Available records:
++++++

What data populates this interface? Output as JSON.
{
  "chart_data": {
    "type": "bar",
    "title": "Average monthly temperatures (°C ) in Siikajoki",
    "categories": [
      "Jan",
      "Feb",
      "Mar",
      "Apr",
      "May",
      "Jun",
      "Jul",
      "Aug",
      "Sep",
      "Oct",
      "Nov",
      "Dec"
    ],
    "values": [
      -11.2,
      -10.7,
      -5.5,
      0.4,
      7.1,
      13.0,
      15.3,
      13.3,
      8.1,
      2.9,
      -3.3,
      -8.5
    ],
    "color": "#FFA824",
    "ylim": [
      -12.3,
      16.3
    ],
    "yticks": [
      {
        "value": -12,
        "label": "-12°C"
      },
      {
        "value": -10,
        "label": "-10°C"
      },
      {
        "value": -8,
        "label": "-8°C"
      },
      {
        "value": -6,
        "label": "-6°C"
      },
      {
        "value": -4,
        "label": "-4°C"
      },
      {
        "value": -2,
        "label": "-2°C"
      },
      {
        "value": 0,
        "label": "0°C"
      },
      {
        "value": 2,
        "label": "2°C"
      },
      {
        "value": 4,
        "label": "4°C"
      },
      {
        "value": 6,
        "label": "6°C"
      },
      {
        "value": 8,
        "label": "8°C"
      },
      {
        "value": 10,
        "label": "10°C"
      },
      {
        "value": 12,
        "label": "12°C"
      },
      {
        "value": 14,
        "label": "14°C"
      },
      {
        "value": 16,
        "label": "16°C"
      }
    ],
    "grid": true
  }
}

++++++

Challenge: Write out every record shown above, word for word.

Task solution:
What data populates this interface? Output as JSON.
{
  "chart_data": {
    "type": "bar",
    "title": "Average monthly temperatures (°C ) in Siikajoki",
    "categories": [
      "Jan",
      "Feb",
      "Mar",
      "Apr",
      "May",
      "Jun",
      "Jul",
      "Aug",
      "Sep",
      "Oct",
      "Nov",
      "Dec"
    ],
    "values": [
      -11.2,
      -10.7,
      -5.5,
      0.4,
      7.1,
      13.0,
      15.3,
      13.3,
      8.1,
      2.9,
      -3.3,
      -8.5
    ],
    "color": "#FFA824",
    "ylim": [
      -12.3,
      16.3
    ],
    "yticks": [
      {
        "value": -12,
        "label": "-12°C"
      },
      {
        "value": -10,
        "label": "-10°C"
      },
      {
        "value": -8,
        "label": "-8°C"
      },
      {
        "value": -6,
        "label": "-6°C"
      },
      {
        "value": -4,
        "label": "-4°C"
      },
      {
        "value": -2,
        "label": "-2°C"
      },
      {
        "value": 0,
        "label": "0°C"
      },
      {
        "value": 2,
        "label": "2°C"
      },
      {
        "value": 4,
        "label": "4°C"
      },
      {
        "value": 6,
        "label": "6°C"
      },
      {
        "value": 8,
        "label": "8°C"
      },
      {
        "value": 10,
        "label": "10°C"
      },
      {
        "value": 12,
        "label": "12°C"
      },
      {
        "value": 14,
        "label": "14°C"
      },
      {
        "value": 16,
        "label": "16°C"
      }
    ],
    "grid": true
  }
}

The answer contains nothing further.